_WHAT THIS TASK INVOLVES_
Every line that holds "minutes" should be shown.

_INFORMATION SUPPLIED_
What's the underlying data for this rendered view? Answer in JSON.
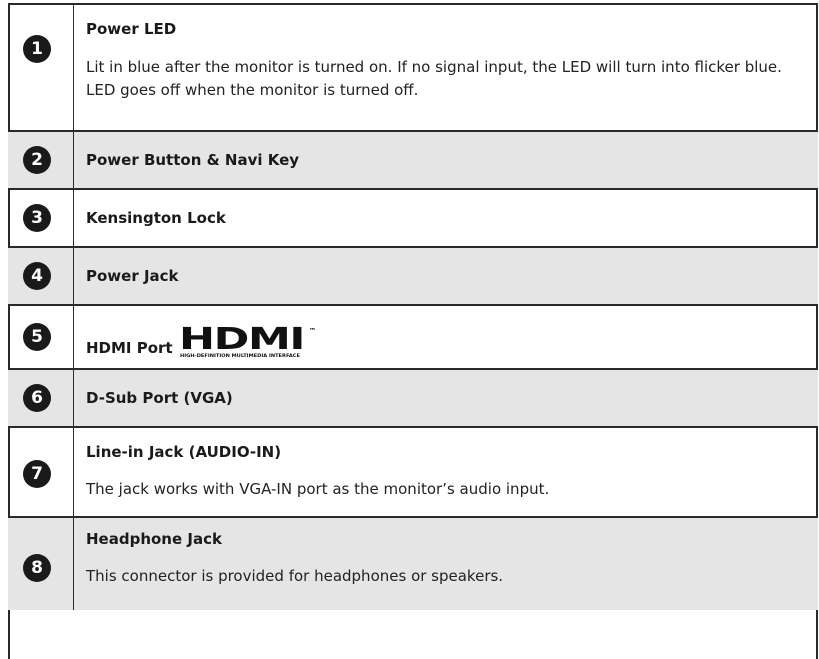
{
  "items": [
    {
      "number": "1",
      "title": "Power LED",
      "description": "Lit in blue after the monitor is turned on. If no signal input, the LED will turn into flicker blue. LED goes off when the monitor is turned off."
    },
    {
      "number": "2",
      "title": "Power Button & Navi Key"
    },
    {
      "number": "3",
      "title": "Kensington Lock"
    },
    {
      "number": "4",
      "title": "Power Jack"
    },
    {
      "number": "5",
      "title": "HDMI Port",
      "logo_text": "HDMI",
      "logo_tagline": "HIGH-DEFINITION MULTIMEDIA INTERFACE",
      "logo_tm": "™"
    },
    {
      "number": "6",
      "title": "D-Sub Port (VGA)"
    },
    {
      "number": "7",
      "title": "Line-in Jack (AUDIO-IN)",
      "description": "The jack works with VGA-IN port as the monitor’s audio input."
    },
    {
      "number": "8",
      "title": "Headphone Jack",
      "description": "This connector is provided for headphones or speakers."
    }
  ]
}
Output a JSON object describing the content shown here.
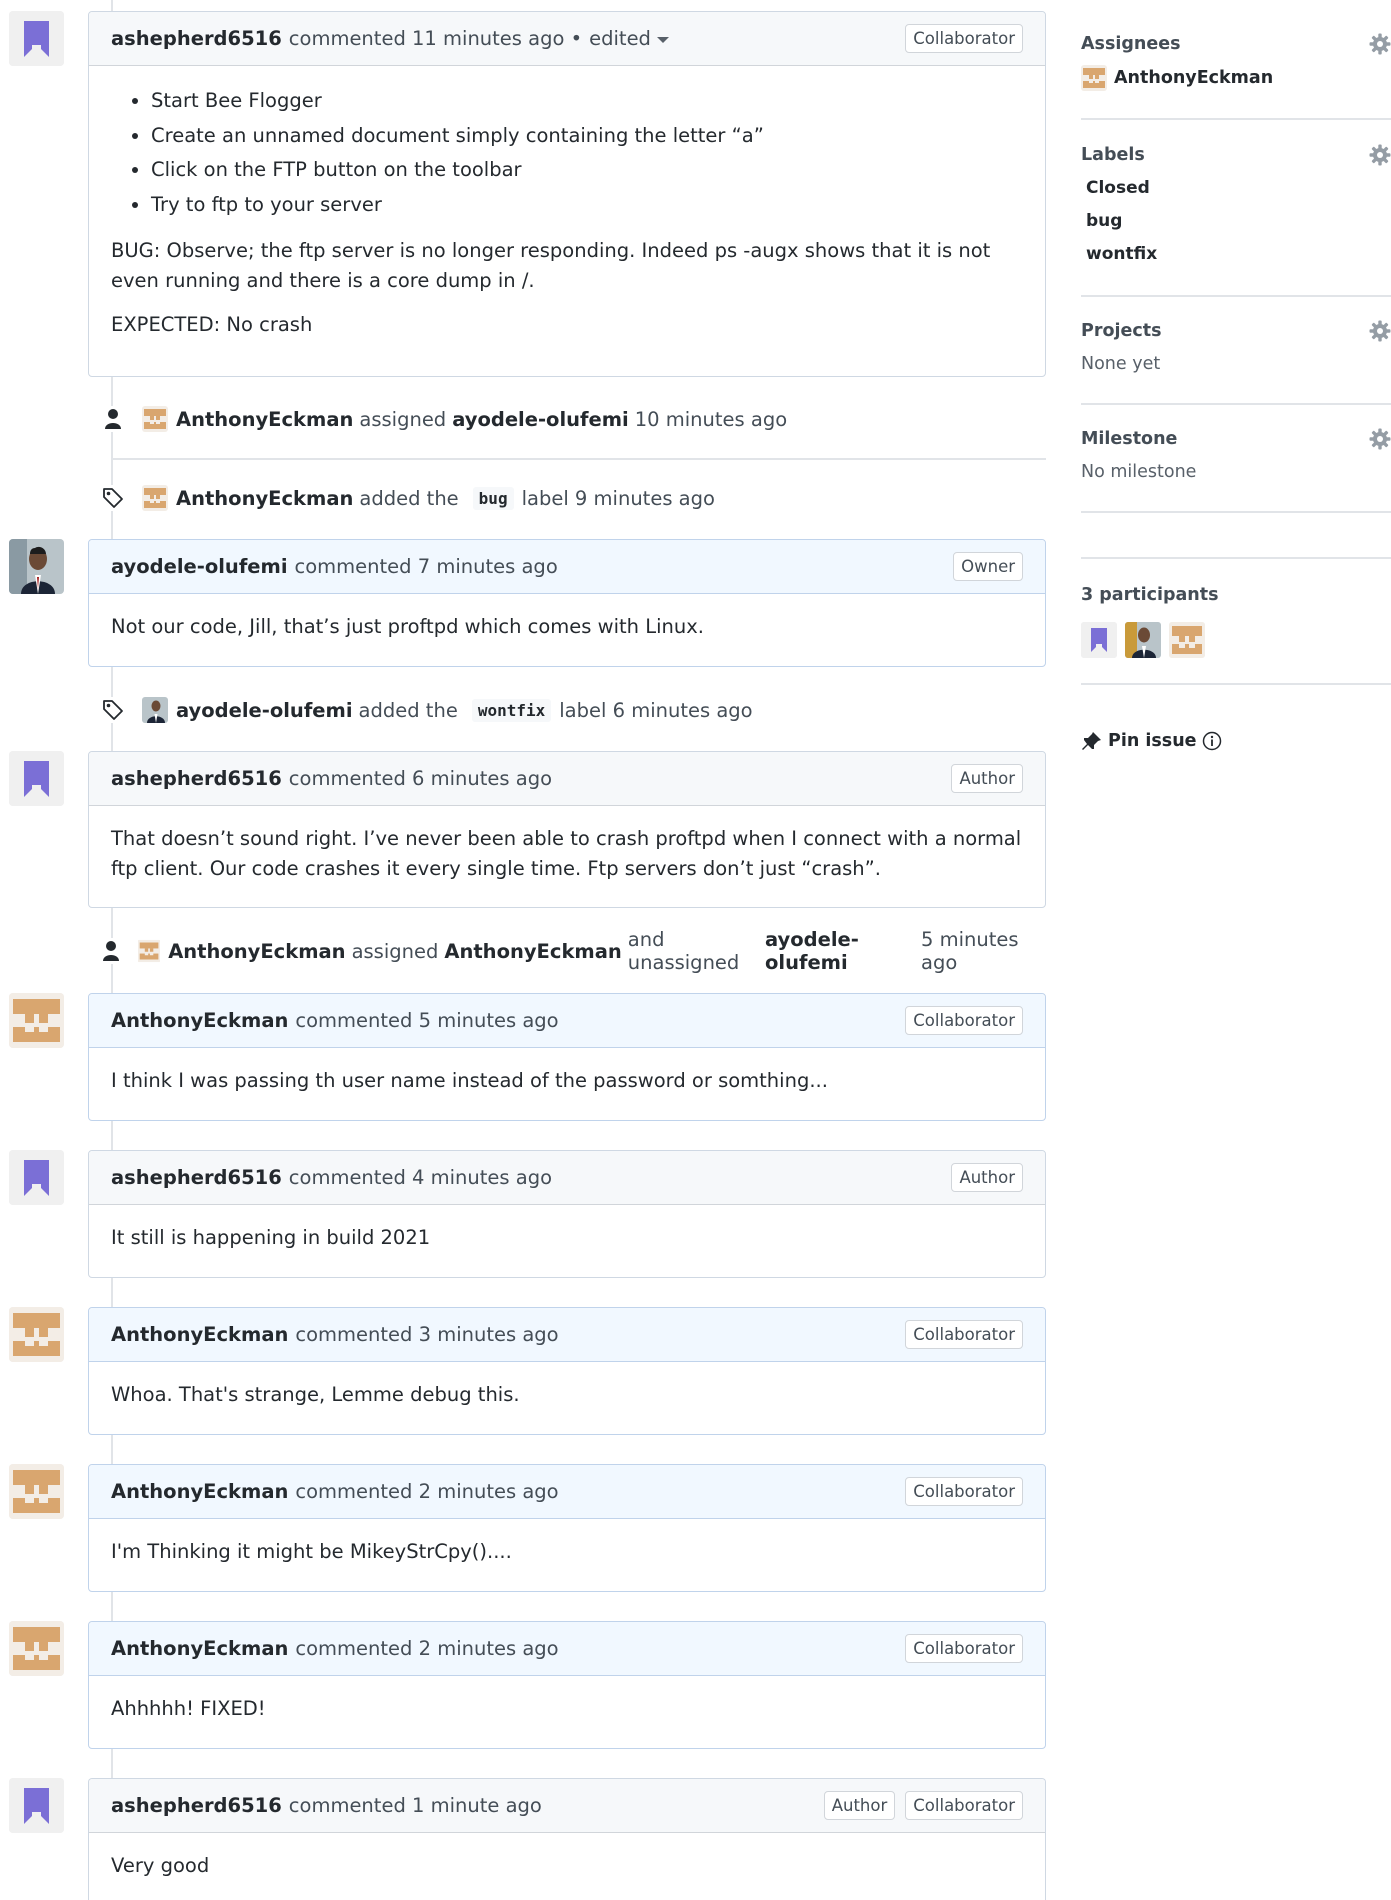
{
  "colors": {
    "purple_avatar": "#7b6fd6",
    "tan_avatar": "#d9a66f",
    "link_text": "#24292e",
    "muted_text": "#586069",
    "border": "#d1d5da",
    "owned_border": "#c0d3eb"
  },
  "timeline": {
    "c1": {
      "author": "ashepherd6516",
      "action": "commented 11 minutes ago •",
      "edited": "edited",
      "badge": "Collaborator",
      "list": [
        "Start Bee Flogger",
        "Create an unnamed document simply containing the letter “a”",
        "Click on the FTP button on the toolbar",
        "Try to ftp to your server"
      ],
      "p1": "BUG: Observe; the ftp server is no longer responding. Indeed ps -augx shows that it is not even running and there is a core dump in /.",
      "p2": "EXPECTED: No crash"
    },
    "e1": {
      "actor": "AnthonyEckman",
      "verb": "assigned",
      "target": "ayodele-olufemi",
      "time": "10 minutes ago"
    },
    "e2": {
      "actor": "AnthonyEckman",
      "verb": "added the",
      "label": "bug",
      "suffix": "label 9 minutes ago"
    },
    "c2": {
      "author": "ayodele-olufemi",
      "action": "commented 7 minutes ago",
      "badge": "Owner",
      "body": "Not our code, Jill, that’s just proftpd which comes with Linux."
    },
    "e3": {
      "actor": "ayodele-olufemi",
      "verb": "added the",
      "label": "wontfix",
      "suffix": "label 6 minutes ago"
    },
    "c3": {
      "author": "ashepherd6516",
      "action": "commented 6 minutes ago",
      "badge": "Author",
      "body": "That doesn’t sound right. I’ve never been able to crash proftpd when I connect with a normal ftp client. Our code crashes it every single time. Ftp servers don’t just “crash”."
    },
    "e4": {
      "actor": "AnthonyEckman",
      "verb": "assigned",
      "target": "AnthonyEckman",
      "conj": "and unassigned",
      "target2": "ayodele-olufemi",
      "time": "5 minutes ago"
    },
    "c4": {
      "author": "AnthonyEckman",
      "action": "commented 5 minutes ago",
      "badge": "Collaborator",
      "body": "I think I was passing th user name instead of the password or somthing..."
    },
    "c5": {
      "author": "ashepherd6516",
      "action": "commented 4 minutes ago",
      "badge": "Author",
      "body": "It still is happening in build 2021"
    },
    "c6": {
      "author": "AnthonyEckman",
      "action": "commented 3 minutes ago",
      "badge": "Collaborator",
      "body": "Whoa. That's strange, Lemme debug this."
    },
    "c7": {
      "author": "AnthonyEckman",
      "action": "commented 2 minutes ago",
      "badge": "Collaborator",
      "body": "I'm Thinking it might be MikeyStrCpy()...."
    },
    "c8": {
      "author": "AnthonyEckman",
      "action": "commented 2 minutes ago",
      "badge": "Collaborator",
      "body": "Ahhhhh! FIXED!"
    },
    "c9": {
      "author": "ashepherd6516",
      "action": "commented 1 minute ago",
      "badge1": "Author",
      "badge2": "Collaborator",
      "body": "Very good"
    }
  },
  "sidebar": {
    "assignees": {
      "heading": "Assignees",
      "user": "AnthonyEckman"
    },
    "labels": {
      "heading": "Labels",
      "items": [
        "Closed",
        "bug",
        "wontfix"
      ]
    },
    "projects": {
      "heading": "Projects",
      "value": "None yet"
    },
    "milestone": {
      "heading": "Milestone",
      "value": "No milestone"
    },
    "participants": {
      "heading": "3 participants"
    },
    "pin": {
      "label": "Pin issue"
    }
  }
}
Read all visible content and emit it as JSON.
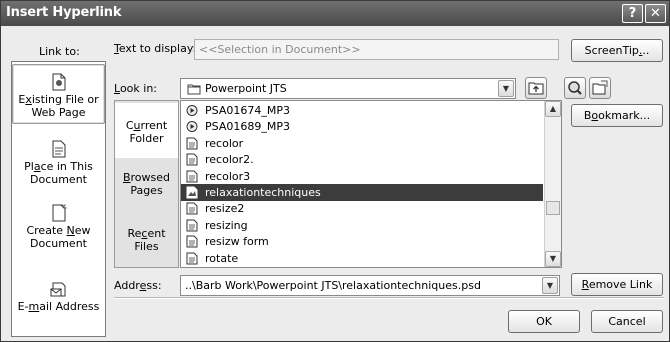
{
  "window": {
    "title": "Insert Hyperlink",
    "help_glyph": "?",
    "close_glyph": "✕"
  },
  "labels": {
    "link_to": "Link to:",
    "text_to_display": "Text to display:",
    "look_in": "Look in:",
    "address": "Address:"
  },
  "text_to_display": {
    "value": "<<Selection in Document>>"
  },
  "look_in": {
    "value": "Powerpoint JTS"
  },
  "address": {
    "value": "..\\Barb Work\\Powerpoint JTS\\relaxationtechniques.psd"
  },
  "link_to_items": [
    {
      "label1": "Existing File or",
      "label2": "Web Page",
      "icon": "existing-file-icon",
      "selected": true
    },
    {
      "label1": "Place in This",
      "label2": "Document",
      "icon": "place-in-document-icon",
      "selected": false
    },
    {
      "label1": "Create New",
      "label2": "Document",
      "icon": "new-document-icon",
      "selected": false
    },
    {
      "label1": "E-mail Address",
      "label2": "",
      "icon": "email-icon",
      "selected": false
    }
  ],
  "folder_tabs": [
    {
      "label1": "Current",
      "label2": "Folder",
      "active": true
    },
    {
      "label1": "Browsed",
      "label2": "Pages",
      "active": false
    },
    {
      "label1": "Recent",
      "label2": "Files",
      "active": false
    }
  ],
  "files": [
    {
      "name": "PSA01674_MP3",
      "icon": "audio-file-icon",
      "selected": false
    },
    {
      "name": "PSA01689_MP3",
      "icon": "audio-file-icon",
      "selected": false
    },
    {
      "name": "recolor",
      "icon": "document-file-icon",
      "selected": false
    },
    {
      "name": "recolor2.",
      "icon": "document-file-icon",
      "selected": false
    },
    {
      "name": "recolor3",
      "icon": "document-file-icon",
      "selected": false
    },
    {
      "name": "relaxationtechniques",
      "icon": "image-file-icon",
      "selected": true
    },
    {
      "name": "resize2",
      "icon": "document-file-icon",
      "selected": false
    },
    {
      "name": "resizing",
      "icon": "document-file-icon",
      "selected": false
    },
    {
      "name": "resizw form",
      "icon": "document-file-icon",
      "selected": false
    },
    {
      "name": "rotate",
      "icon": "document-file-icon",
      "selected": false
    }
  ],
  "buttons": {
    "screentip": "ScreenTip...",
    "bookmark": "Bookmark...",
    "remove_link": "Remove Link",
    "ok": "OK",
    "cancel": "Cancel"
  },
  "colors": {
    "titlebar": "#5a5a5a",
    "selection": "#3c3c3c",
    "dialog_bg": "#ececec"
  }
}
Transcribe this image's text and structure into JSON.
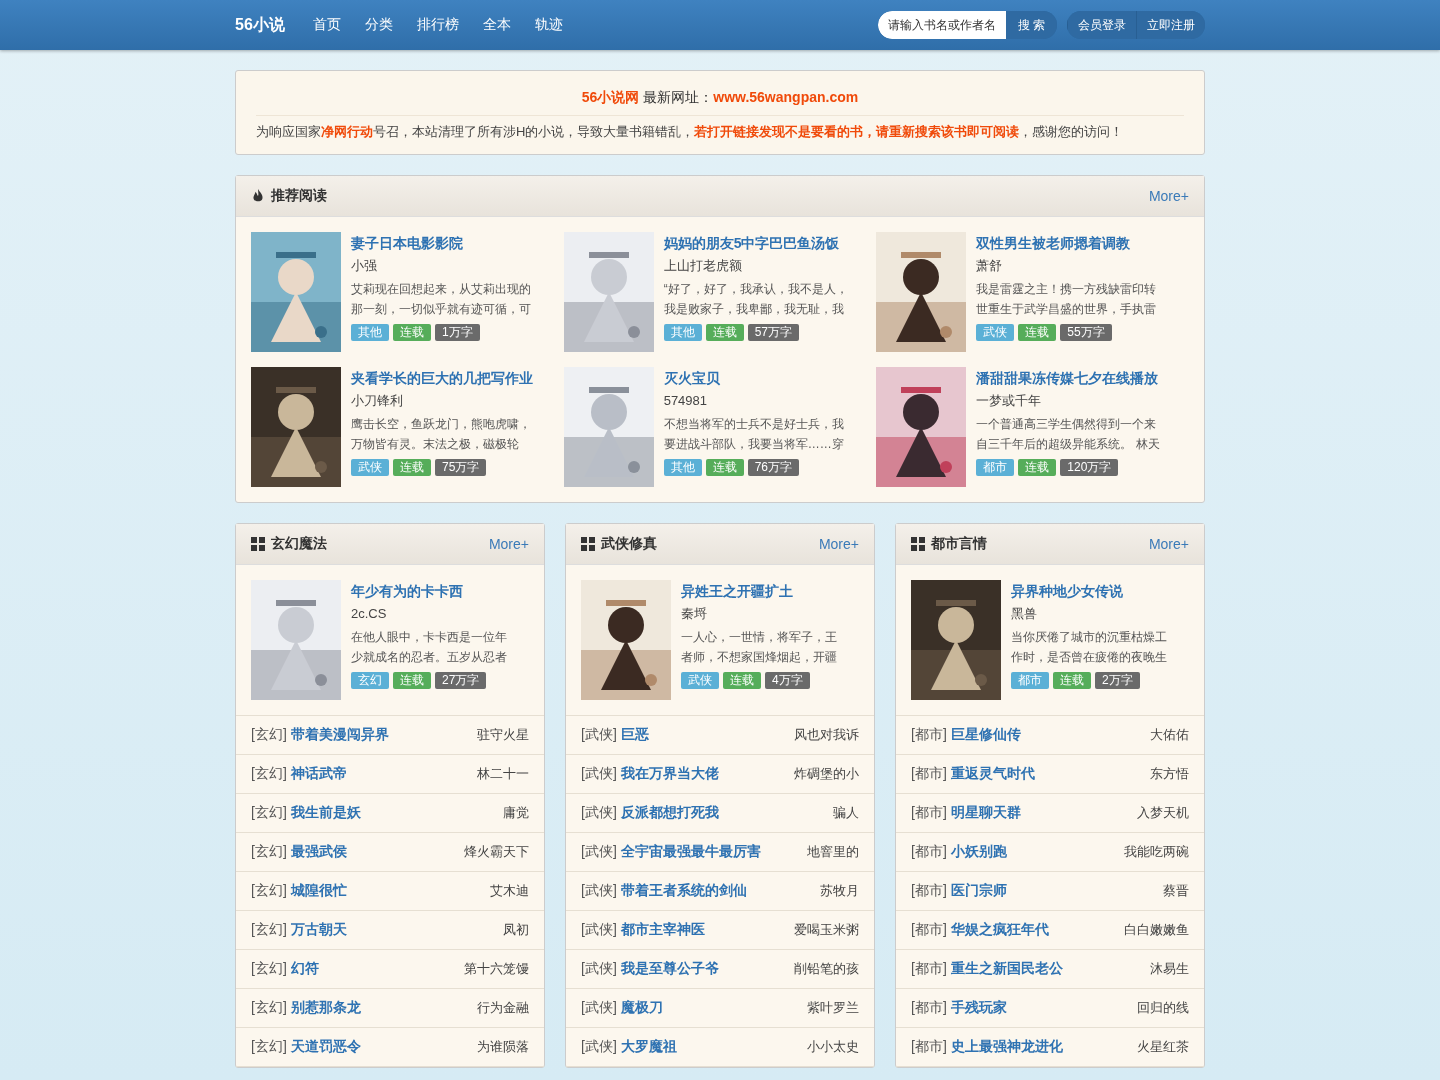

_EXERCISE ANSWER_
      "action": "commented 11 minutes ago •",
      "time": "10 minutes ago"
      "suffix": "label 9 minutes ago"
      "action": "commented 7 minutes ago",
      "suffix": "label 6 minutes ago"
      "action": "commented 6 minutes ago",
      "time": "5 minutes ago"
      "action": "commented 5 minutes ago",
      "action": "commented 4 minutes ago",
      "action": "commented 3 minutes ago",
      "action": "commented 2 minutes ago",
      "action": "commented 2 minutes ago",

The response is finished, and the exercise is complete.